## Instructions for the task
Look through the listing for the word "flatter". Copy each line that has it.

-- Start of Data entries --

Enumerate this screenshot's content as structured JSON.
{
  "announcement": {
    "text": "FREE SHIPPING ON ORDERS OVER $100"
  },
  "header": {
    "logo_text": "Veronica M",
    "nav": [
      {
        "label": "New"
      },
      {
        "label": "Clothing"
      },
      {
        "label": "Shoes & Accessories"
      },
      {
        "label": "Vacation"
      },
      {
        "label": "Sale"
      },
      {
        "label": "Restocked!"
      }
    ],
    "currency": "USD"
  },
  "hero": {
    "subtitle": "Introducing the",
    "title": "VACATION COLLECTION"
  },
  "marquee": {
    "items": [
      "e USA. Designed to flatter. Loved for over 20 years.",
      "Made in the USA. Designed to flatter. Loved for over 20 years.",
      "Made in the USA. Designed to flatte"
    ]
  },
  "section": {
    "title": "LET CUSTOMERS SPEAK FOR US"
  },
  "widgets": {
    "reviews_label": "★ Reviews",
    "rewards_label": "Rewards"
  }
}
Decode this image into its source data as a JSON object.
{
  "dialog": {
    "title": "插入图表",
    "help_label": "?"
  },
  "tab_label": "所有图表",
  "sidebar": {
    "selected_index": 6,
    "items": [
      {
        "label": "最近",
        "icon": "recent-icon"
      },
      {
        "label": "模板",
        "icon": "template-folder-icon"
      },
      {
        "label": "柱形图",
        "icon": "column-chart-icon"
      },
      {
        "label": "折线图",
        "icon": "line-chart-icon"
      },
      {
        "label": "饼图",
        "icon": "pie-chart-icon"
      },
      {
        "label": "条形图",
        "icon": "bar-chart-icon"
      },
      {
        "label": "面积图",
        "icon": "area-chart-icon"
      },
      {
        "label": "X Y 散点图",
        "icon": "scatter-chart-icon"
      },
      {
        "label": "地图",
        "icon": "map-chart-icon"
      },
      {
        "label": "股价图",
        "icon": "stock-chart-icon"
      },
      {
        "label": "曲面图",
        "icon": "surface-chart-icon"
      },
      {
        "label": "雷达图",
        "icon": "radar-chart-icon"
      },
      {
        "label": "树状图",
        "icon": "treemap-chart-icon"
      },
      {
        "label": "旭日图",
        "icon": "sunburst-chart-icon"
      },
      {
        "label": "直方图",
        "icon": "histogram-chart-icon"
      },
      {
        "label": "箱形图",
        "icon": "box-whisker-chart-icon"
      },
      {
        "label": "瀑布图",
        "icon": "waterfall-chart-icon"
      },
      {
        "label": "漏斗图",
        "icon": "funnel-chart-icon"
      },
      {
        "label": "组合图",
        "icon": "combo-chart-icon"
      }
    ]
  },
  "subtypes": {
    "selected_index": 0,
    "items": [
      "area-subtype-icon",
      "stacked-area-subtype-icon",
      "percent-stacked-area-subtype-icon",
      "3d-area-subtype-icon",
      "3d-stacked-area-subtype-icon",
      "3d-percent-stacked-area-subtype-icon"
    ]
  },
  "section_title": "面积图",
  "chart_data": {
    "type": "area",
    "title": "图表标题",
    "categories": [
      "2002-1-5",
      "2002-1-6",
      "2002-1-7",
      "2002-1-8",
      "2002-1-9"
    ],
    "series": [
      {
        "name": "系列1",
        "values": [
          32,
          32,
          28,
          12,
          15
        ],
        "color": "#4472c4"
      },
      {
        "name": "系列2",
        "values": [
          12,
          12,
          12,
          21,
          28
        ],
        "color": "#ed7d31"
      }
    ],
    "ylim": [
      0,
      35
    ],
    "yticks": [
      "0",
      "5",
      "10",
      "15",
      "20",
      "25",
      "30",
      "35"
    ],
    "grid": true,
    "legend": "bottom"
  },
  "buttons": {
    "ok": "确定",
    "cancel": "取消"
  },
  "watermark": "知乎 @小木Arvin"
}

-- End of Data entries --

## Reply
      "e USA. Designed to flatter. Loved for over 20 years.",
      "Made in the USA. Designed to flatter. Loved for over 20 years.",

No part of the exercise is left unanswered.